Copy each line where the word "candidate" occurs.

--

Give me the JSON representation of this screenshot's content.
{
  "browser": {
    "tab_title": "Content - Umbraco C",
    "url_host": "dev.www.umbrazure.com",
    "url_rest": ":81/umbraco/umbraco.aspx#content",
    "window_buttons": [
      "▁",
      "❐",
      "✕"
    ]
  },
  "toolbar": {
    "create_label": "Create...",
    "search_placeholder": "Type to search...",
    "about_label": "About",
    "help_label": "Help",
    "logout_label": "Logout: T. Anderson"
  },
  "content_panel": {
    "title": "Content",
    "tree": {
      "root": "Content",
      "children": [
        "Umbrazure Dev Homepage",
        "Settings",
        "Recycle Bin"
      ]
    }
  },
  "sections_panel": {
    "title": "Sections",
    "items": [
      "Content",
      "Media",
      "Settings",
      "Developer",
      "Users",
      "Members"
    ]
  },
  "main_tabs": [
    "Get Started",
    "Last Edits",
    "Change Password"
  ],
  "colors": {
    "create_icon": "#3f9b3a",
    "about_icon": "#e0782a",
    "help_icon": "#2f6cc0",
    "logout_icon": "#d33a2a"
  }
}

--

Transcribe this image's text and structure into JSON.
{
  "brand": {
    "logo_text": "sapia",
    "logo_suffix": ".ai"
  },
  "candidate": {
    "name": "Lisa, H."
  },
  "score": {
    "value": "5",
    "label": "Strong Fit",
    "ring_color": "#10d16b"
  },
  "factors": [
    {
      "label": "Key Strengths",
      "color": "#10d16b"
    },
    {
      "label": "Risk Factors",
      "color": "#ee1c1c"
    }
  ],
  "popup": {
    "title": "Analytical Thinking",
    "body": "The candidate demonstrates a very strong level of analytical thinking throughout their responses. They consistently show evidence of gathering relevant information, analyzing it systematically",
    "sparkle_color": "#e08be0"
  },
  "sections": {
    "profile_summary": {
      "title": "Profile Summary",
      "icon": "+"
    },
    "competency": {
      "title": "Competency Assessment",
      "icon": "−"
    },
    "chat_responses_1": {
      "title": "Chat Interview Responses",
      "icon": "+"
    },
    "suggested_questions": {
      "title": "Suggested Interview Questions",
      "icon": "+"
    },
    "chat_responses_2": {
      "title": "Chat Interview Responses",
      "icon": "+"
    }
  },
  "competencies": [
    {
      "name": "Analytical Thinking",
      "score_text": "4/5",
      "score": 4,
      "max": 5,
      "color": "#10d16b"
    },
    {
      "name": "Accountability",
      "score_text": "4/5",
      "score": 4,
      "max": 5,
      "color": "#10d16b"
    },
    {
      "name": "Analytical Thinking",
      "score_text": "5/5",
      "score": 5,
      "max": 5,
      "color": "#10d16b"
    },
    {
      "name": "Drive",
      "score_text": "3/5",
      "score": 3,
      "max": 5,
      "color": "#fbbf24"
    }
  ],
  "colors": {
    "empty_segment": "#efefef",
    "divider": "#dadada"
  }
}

--

- [RESULT FOR THIS TASK]:
  "candidate": {
    "body": "The candidate demonstrates a very strong level of analytical thinking throughout their responses. They consistently show evidence of gathering relevant information, analyzing it systematically",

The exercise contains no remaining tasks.